-- EXERCISE INPUTS --
....

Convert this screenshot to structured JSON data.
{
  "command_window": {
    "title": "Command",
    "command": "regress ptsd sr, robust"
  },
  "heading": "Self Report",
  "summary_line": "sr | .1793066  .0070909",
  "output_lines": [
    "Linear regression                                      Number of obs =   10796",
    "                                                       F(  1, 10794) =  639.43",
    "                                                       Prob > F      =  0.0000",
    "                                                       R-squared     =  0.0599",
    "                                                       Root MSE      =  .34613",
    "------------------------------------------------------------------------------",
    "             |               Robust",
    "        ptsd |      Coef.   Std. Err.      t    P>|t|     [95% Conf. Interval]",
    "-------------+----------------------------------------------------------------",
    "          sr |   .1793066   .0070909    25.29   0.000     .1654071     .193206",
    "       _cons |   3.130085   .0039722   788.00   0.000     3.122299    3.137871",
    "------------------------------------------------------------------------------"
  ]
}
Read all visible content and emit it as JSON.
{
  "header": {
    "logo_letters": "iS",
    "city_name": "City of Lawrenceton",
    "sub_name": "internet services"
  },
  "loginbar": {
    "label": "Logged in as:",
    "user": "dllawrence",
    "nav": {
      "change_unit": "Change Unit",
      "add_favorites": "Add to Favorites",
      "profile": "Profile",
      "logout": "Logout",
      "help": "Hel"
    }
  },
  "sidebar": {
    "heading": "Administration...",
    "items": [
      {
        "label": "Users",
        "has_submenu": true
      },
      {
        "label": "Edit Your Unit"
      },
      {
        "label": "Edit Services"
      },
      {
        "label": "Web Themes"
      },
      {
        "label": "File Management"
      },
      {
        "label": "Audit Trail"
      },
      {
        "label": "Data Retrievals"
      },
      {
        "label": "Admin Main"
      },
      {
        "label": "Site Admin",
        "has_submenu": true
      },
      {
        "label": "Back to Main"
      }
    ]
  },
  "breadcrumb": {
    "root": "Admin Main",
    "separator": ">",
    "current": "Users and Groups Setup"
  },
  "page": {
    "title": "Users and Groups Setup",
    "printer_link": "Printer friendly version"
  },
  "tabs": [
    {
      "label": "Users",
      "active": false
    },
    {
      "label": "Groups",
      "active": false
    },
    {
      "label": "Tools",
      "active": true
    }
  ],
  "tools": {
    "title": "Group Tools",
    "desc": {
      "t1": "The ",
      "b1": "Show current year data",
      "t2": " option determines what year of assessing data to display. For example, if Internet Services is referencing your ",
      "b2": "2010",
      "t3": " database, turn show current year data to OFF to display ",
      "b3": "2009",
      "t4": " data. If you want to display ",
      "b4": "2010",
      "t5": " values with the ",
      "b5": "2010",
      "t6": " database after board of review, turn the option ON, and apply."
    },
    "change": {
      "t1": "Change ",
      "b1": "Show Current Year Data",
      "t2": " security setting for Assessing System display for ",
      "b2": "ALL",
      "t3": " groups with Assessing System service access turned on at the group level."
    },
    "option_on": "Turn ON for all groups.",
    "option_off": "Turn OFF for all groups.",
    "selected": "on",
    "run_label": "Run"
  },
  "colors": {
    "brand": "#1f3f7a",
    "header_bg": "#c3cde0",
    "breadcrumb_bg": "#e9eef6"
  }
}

....

-- WHAT IS ASKED --
Copy out every entry again, exactly as it was given.

-- ANSWER TO THE EXERCISE --
Convert this screenshot to structured JSON data.
{
  "command_window": {
    "title": "Command",
    "command": "regress ptsd sr, robust"
  },
  "heading": "Self Report",
  "summary_line": "sr | .1793066  .0070909",
  "output_lines": [
    "Linear regression                                      Number of obs =   10796",
    "                                                       F(  1, 10794) =  639.43",
    "                                                       Prob > F      =  0.0000",
    "                                                       R-squared     =  0.0599",
    "                                                       Root MSE      =  .34613",
    "------------------------------------------------------------------------------",
    "             |               Robust",
    "        ptsd |      Coef.   Std. Err.      t    P>|t|     [95% Conf. Interval]",
    "-------------+----------------------------------------------------------------",
    "          sr |   .1793066   .0070909    25.29   0.000     .1654071     .193206",
    "       _cons |   3.130085   .0039722   788.00   0.000     3.122299    3.137871",
    "------------------------------------------------------------------------------"
  ]
}
Read all visible content and emit it as JSON.
{
  "header": {
    "logo_letters": "iS",
    "city_name": "City of Lawrenceton",
    "sub_name": "internet services"
  },
  "loginbar": {
    "label": "Logged in as:",
    "user": "dllawrence",
    "nav": {
      "change_unit": "Change Unit",
      "add_favorites": "Add to Favorites",
      "profile": "Profile",
      "logout": "Logout",
      "help": "Hel"
    }
  },
  "sidebar": {
    "heading": "Administration...",
    "items": [
      {
        "label": "Users",
        "has_submenu": true
      },
      {
        "label": "Edit Your Unit"
      },
      {
        "label": "Edit Services"
      },
      {
        "label": "Web Themes"
      },
      {
        "label": "File Management"
      },
      {
        "label": "Audit Trail"
      },
      {
        "label": "Data Retrievals"
      },
      {
        "label": "Admin Main"
      },
      {
        "label": "Site Admin",
        "has_submenu": true
      },
      {
        "label": "Back to Main"
      }
    ]
  },
  "breadcrumb": {
    "root": "Admin Main",
    "separator": ">",
    "current": "Users and Groups Setup"
  },
  "page": {
    "title": "Users and Groups Setup",
    "printer_link": "Printer friendly version"
  },
  "tabs": [
    {
      "label": "Users",
      "active": false
    },
    {
      "label": "Groups",
      "active": false
    },
    {
      "label": "Tools",
      "active": true
    }
  ],
  "tools": {
    "title": "Group Tools",
    "desc": {
      "t1": "The ",
      "b1": "Show current year data",
      "t2": " option determines what year of assessing data to display. For example, if Internet Services is referencing your ",
      "b2": "2010",
      "t3": " database, turn show current year data to OFF to display ",
      "b3": "2009",
      "t4": " data. If you want to display ",
      "b4": "2010",
      "t5": " values with the ",
      "b5": "2010",
      "t6": " database after board of review, turn the option ON, and apply."
    },
    "change": {
      "t1": "Change ",
      "b1": "Show Current Year Data",
      "t2": " security setting for Assessing System display for ",
      "b2": "ALL",
      "t3": " groups with Assessing System service access turned on at the group level."
    },
    "option_on": "Turn ON for all groups.",
    "option_off": "Turn OFF for all groups.",
    "selected": "on",
    "run_label": "Run"
  },
  "colors": {
    "brand": "#1f3f7a",
    "header_bg": "#c3cde0",
    "breadcrumb_bg": "#e9eef6"
  }
}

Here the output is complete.